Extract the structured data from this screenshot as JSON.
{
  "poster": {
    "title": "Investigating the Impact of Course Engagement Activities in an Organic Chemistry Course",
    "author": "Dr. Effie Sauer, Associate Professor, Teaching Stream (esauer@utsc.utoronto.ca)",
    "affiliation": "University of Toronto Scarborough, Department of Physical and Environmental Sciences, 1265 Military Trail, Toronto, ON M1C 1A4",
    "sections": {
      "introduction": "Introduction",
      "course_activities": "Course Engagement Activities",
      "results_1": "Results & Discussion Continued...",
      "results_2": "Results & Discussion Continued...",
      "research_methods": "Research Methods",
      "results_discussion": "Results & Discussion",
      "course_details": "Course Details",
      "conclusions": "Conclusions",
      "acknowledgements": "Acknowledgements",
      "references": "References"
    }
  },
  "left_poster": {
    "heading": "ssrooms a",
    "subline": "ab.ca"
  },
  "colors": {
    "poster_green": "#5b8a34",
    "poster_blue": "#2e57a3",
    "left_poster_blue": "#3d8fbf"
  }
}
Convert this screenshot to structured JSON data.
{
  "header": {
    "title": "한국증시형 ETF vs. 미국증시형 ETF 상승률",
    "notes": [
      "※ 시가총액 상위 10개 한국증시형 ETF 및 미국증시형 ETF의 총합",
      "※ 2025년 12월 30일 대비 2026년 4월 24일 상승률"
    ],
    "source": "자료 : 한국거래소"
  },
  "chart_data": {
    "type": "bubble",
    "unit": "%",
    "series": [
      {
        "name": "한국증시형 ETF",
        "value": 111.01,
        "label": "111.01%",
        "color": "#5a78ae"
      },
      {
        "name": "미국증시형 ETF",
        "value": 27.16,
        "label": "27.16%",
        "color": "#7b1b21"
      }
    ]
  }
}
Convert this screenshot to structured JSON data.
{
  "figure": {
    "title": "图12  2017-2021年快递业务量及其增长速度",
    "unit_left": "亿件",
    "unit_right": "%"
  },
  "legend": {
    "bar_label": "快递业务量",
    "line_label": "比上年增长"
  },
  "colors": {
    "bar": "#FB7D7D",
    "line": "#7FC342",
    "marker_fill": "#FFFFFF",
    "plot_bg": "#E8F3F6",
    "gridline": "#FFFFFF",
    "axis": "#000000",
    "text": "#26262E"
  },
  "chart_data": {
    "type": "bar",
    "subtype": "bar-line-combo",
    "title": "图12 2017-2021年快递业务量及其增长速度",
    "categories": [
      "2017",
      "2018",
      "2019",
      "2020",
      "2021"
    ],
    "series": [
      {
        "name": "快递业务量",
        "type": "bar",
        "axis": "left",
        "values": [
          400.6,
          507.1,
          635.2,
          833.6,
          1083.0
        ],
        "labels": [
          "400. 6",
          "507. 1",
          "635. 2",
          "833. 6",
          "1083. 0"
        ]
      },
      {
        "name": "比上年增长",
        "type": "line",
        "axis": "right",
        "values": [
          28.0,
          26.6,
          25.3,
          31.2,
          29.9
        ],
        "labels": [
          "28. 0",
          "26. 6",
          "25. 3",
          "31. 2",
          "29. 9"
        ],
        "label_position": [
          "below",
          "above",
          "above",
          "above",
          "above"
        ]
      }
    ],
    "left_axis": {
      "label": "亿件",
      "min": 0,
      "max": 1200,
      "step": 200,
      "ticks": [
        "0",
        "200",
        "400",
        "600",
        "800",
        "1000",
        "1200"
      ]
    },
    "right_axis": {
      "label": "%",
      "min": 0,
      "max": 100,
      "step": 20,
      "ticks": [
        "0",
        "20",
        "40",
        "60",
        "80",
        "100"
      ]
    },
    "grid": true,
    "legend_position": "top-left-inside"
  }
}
-=-=-=-=-
--- Stated goal ---
Reproduce every entry shown above, precisely as it stands.

--- Problem solution ---
Extract the structured data from this screenshot as JSON.
{
  "poster": {
    "title": "Investigating the Impact of Course Engagement Activities in an Organic Chemistry Course",
    "author": "Dr. Effie Sauer, Associate Professor, Teaching Stream (esauer@utsc.utoronto.ca)",
    "affiliation": "University of Toronto Scarborough, Department of Physical and Environmental Sciences, 1265 Military Trail, Toronto, ON M1C 1A4",
    "sections": {
      "introduction": "Introduction",
      "course_activities": "Course Engagement Activities",
      "results_1": "Results & Discussion Continued...",
      "results_2": "Results & Discussion Continued...",
      "research_methods": "Research Methods",
      "results_discussion": "Results & Discussion",
      "course_details": "Course Details",
      "conclusions": "Conclusions",
      "acknowledgements": "Acknowledgements",
      "references": "References"
    }
  },
  "left_poster": {
    "heading": "ssrooms a",
    "subline": "ab.ca"
  },
  "colors": {
    "poster_green": "#5b8a34",
    "poster_blue": "#2e57a3",
    "left_poster_blue": "#3d8fbf"
  }
}
Convert this screenshot to structured JSON data.
{
  "header": {
    "title": "한국증시형 ETF vs. 미국증시형 ETF 상승률",
    "notes": [
      "※ 시가총액 상위 10개 한국증시형 ETF 및 미국증시형 ETF의 총합",
      "※ 2025년 12월 30일 대비 2026년 4월 24일 상승률"
    ],
    "source": "자료 : 한국거래소"
  },
  "chart_data": {
    "type": "bubble",
    "unit": "%",
    "series": [
      {
        "name": "한국증시형 ETF",
        "value": 111.01,
        "label": "111.01%",
        "color": "#5a78ae"
      },
      {
        "name": "미국증시형 ETF",
        "value": 27.16,
        "label": "27.16%",
        "color": "#7b1b21"
      }
    ]
  }
}
Convert this screenshot to structured JSON data.
{
  "figure": {
    "title": "图12  2017-2021年快递业务量及其增长速度",
    "unit_left": "亿件",
    "unit_right": "%"
  },
  "legend": {
    "bar_label": "快递业务量",
    "line_label": "比上年增长"
  },
  "colors": {
    "bar": "#FB7D7D",
    "line": "#7FC342",
    "marker_fill": "#FFFFFF",
    "plot_bg": "#E8F3F6",
    "gridline": "#FFFFFF",
    "axis": "#000000",
    "text": "#26262E"
  },
  "chart_data": {
    "type": "bar",
    "subtype": "bar-line-combo",
    "title": "图12 2017-2021年快递业务量及其增长速度",
    "categories": [
      "2017",
      "2018",
      "2019",
      "2020",
      "2021"
    ],
    "series": [
      {
        "name": "快递业务量",
        "type": "bar",
        "axis": "left",
        "values": [
          400.6,
          507.1,
          635.2,
          833.6,
          1083.0
        ],
        "labels": [
          "400. 6",
          "507. 1",
          "635. 2",
          "833. 6",
          "1083. 0"
        ]
      },
      {
        "name": "比上年增长",
        "type": "line",
        "axis": "right",
        "values": [
          28.0,
          26.6,
          25.3,
          31.2,
          29.9
        ],
        "labels": [
          "28. 0",
          "26. 6",
          "25. 3",
          "31. 2",
          "29. 9"
        ],
        "label_position": [
          "below",
          "above",
          "above",
          "above",
          "above"
        ]
      }
    ],
    "left_axis": {
      "label": "亿件",
      "min": 0,
      "max": 1200,
      "step": 200,
      "ticks": [
        "0",
        "200",
        "400",
        "600",
        "800",
        "1000",
        "1200"
      ]
    },
    "right_axis": {
      "label": "%",
      "min": 0,
      "max": 100,
      "step": 20,
      "ticks": [
        "0",
        "20",
        "40",
        "60",
        "80",
        "100"
      ]
    },
    "grid": true,
    "legend_position": "top-left-inside"
  }
}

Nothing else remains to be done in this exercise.